+++ 引用文

耳で聴いたピープル・トゥリー
ジェイムズ・テイラーをめぐる音楽の果実は、ここに一本のトゥリーを生んだ

CAROLE KING Tapestry Ode/A&M(1971)

シャイな彼女を無理矢理ツアーに帯同させ、デビューの契機を作ったジェイムズ・テイラーはまさに恩人。でもって永遠の友だちだ。2010年、同時期に行われたディランのライヴハウス公演より感動的だったという声も聞かれる、JTと彼女の武道館ライヴ。そこで披露された“You've Got A Friend”を思い出すたびに目頭が熱くなる。 *桑原

 

 

JASON MRAZ We Sing. We Dance. We Steal Things. Atlantic(2008)

JTも男前だが、こちらも勝るとも劣らない男前。本作で聴ける友情讃歌“Details In The Fabric”が現代版“You've Got A Friend”……っていうのは少々強引だけど、これみよがしにソウル趣味をアピールするんじゃなく、アコギの引き語りスタイルでじんわりそれを匂わせている点が、両者の共通点だと思う。 *赤瀧

 

 

BABYFACE Playlist Island(2007)

++++++

> _問題_
A. 引用文で見出しに掲げられているアルバムのタイトルをすべて書き出しなさい。
B. 引用文に基づいて、次の問いに答えなさい。
(i) キャロル・キングとJTの武道館ライヴが行われたのは何年か。
(ii) ジェイソン・ムラーズの作品で友情讃歌として紹介されている曲の題名は何か。
(iii) BABYFACEの『Playlist』を出したレーベルと発表年は何か。
C. 引用文の最後の見出しに続く紹介文を、同じ調子で書き進めなさい。

+++ 提供資料

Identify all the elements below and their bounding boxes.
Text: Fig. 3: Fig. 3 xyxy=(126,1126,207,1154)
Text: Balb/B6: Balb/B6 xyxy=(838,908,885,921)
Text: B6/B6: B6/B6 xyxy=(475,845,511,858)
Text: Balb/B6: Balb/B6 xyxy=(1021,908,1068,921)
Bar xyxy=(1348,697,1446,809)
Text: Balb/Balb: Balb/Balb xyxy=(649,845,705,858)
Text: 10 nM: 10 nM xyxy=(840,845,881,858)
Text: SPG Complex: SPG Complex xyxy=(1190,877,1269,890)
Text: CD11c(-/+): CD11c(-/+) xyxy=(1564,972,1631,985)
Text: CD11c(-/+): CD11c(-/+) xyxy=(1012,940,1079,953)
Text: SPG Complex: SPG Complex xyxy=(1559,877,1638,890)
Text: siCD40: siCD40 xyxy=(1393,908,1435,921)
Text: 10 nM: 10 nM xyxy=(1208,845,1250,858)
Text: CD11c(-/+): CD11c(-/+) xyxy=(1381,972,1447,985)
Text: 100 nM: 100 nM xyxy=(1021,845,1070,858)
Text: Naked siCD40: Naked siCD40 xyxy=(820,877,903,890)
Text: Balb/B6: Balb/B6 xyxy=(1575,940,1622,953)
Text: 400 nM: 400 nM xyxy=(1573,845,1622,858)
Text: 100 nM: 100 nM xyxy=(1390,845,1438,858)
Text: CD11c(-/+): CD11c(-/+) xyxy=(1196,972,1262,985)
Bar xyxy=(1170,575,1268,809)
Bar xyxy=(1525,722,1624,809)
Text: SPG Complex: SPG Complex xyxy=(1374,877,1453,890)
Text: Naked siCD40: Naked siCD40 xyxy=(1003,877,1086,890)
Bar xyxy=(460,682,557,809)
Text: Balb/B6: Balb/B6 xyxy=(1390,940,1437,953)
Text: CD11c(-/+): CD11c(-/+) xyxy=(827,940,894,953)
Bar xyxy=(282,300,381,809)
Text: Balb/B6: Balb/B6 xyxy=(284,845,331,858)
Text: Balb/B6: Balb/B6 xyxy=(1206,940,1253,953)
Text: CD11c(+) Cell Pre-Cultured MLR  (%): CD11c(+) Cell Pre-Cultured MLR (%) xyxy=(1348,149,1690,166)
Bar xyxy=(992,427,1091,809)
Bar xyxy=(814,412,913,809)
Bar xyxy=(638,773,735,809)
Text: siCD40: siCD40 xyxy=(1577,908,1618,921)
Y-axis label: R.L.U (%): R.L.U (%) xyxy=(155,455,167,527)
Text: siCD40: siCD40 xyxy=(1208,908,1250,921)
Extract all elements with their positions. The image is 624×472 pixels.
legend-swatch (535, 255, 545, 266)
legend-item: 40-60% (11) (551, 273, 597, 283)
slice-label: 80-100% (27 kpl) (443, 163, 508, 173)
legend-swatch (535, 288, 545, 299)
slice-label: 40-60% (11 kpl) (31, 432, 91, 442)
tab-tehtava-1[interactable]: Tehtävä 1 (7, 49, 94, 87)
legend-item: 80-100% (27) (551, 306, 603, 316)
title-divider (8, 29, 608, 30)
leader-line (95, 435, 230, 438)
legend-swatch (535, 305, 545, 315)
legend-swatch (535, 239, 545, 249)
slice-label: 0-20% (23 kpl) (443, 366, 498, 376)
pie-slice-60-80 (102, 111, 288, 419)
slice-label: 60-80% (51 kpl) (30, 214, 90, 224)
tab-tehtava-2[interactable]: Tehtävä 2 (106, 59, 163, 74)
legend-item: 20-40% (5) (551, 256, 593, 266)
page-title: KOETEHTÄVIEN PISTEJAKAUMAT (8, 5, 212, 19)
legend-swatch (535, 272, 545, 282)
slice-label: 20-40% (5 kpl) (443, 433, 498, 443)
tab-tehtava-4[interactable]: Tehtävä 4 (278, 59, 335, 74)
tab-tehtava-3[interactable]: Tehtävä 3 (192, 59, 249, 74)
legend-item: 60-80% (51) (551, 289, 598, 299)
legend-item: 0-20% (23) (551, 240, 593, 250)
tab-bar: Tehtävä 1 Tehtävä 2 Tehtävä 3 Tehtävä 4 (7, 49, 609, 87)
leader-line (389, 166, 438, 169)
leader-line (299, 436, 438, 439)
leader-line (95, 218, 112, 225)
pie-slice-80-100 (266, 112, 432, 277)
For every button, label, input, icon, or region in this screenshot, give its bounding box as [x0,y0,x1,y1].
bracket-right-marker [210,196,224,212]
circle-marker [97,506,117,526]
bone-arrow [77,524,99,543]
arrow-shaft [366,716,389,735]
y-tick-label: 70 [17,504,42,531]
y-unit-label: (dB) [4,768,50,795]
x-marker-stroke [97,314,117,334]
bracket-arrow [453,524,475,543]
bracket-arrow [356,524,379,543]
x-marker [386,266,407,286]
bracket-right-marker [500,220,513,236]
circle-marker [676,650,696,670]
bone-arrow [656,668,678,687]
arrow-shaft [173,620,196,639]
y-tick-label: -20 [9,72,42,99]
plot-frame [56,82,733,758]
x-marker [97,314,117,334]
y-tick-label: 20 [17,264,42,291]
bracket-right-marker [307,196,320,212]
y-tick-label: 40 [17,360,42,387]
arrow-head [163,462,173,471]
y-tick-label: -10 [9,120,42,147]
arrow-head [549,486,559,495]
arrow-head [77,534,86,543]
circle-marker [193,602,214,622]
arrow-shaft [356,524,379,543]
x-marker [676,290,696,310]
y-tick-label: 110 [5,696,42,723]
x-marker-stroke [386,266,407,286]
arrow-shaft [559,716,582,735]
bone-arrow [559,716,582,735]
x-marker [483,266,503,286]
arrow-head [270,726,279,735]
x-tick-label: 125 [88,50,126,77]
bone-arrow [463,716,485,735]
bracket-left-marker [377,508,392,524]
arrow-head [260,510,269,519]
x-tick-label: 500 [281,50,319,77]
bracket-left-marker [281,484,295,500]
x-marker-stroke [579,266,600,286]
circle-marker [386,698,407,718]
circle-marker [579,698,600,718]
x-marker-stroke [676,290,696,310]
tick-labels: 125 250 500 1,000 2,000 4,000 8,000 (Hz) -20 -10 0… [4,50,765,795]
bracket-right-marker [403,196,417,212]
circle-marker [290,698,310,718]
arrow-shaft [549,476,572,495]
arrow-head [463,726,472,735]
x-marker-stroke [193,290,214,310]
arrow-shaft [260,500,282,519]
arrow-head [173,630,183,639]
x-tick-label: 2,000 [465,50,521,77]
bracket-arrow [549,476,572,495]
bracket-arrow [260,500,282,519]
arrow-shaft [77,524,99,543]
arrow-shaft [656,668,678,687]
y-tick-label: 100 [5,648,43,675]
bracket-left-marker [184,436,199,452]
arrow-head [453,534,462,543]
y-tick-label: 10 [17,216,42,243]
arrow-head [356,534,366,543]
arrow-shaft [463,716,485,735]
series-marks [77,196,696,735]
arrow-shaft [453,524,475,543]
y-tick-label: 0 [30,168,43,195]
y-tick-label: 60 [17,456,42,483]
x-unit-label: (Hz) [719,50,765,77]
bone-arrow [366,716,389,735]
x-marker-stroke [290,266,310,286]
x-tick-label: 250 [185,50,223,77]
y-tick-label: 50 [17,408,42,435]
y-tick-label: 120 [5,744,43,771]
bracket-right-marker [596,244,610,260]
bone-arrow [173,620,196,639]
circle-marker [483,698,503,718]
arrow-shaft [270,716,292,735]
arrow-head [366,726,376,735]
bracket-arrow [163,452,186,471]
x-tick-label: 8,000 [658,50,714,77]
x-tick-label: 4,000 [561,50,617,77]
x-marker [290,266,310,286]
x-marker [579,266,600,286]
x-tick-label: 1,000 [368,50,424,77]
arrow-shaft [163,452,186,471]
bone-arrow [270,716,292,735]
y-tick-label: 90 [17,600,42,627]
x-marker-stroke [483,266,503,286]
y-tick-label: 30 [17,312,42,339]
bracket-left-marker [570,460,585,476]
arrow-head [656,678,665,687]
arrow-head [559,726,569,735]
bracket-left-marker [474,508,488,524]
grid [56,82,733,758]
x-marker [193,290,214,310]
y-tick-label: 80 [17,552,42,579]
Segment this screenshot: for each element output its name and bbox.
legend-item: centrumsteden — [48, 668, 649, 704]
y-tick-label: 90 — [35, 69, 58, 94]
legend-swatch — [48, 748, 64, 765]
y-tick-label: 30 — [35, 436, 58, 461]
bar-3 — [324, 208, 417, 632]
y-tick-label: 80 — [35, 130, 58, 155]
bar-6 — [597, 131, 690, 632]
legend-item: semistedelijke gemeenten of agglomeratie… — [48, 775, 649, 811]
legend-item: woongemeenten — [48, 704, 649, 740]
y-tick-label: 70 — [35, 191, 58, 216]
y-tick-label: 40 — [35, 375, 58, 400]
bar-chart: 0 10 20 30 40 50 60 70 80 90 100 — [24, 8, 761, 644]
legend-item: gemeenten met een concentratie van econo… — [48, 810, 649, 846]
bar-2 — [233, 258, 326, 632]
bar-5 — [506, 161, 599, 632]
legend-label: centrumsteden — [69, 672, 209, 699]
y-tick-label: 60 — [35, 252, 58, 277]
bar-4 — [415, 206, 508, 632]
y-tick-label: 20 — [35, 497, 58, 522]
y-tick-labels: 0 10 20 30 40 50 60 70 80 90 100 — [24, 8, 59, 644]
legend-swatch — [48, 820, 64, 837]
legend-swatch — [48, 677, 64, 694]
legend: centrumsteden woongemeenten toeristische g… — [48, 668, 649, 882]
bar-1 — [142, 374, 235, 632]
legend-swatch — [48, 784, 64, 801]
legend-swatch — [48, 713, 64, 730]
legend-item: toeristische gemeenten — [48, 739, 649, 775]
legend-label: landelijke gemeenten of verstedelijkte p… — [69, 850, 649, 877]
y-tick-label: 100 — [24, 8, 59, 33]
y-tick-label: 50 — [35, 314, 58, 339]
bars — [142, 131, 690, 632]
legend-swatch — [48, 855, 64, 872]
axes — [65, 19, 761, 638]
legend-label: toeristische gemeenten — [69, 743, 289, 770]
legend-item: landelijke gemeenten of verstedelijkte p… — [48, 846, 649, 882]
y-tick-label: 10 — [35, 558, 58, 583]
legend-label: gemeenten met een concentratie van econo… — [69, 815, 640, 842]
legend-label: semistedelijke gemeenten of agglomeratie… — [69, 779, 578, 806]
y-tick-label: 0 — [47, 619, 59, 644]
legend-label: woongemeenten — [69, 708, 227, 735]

++++++

> _解答一覧_
A.
Tapestry
We Sing. We Dance. We Steal Things.
Playlist

B.
(i) 2010年
(ii) “Details In The Fabric”
(iii) Island、2007年

C.
このカヴァー集で唯一JT曲を2つ取り上げた童顔。“Fire And Rain”のカントリー風な解釈も捨て難いですが、都会的なメロウネスを湛えた『In The Pocket』からのナンバーをピックアップしている点に〈らしさ〉を感じ、『The Day』期の音作りにJTが多大なる影響を与えたことも同時に気付かされるのです。 *山西

 

 

ART GARFUNKEL Watermark Columbia(1977)

サイモン&ガーファンクルは最強コンビだけど、そこにJTが入っても良いバランスが生まれることを、本作の“(What A)Wonderful World”は教えてくれる。で、その後もJTとアートは“Crying In The Rain”を取り上げ、エヴァリー・ブラザーズになりきってみたり。きっとこの2人でデュオを組んでも成功したな。 *桑原

 

 

VERONICA MORTENSEN Happiness Is Not Included Stunt(2008)

本作にてJT“Valentine's Day”をリサイクルしたデンマークのジャズ歌手。もともとジャジーな雰囲気を持つナンバーだけにその仕上がりは絶品で、カヴァー曲選びの巧さはJTにも引けを取らず。なお、適度にソウルフルな歌唱がキャロル・キングと比べられたりもしていて、いつかJTと共演してほしいな。 *赤瀧

 

 

TAYLOR SWIFT Red Big Machine(2012)

本文の最後にある〈人気絶頂の女性歌手〉は、2010年のツアーでJTとソファーに座りながら嬉しそうにデュエット。また、本作の“Begin Again”で〈こんなにJTのレコードを持っている女の子には出会ったことがない!〉と、かつて恋人に言われたことを自慢げに告白しています。彼女にとってJTは人生の一部のようで。 *山西

 

 

ED SHEERAN Warner UK(2011)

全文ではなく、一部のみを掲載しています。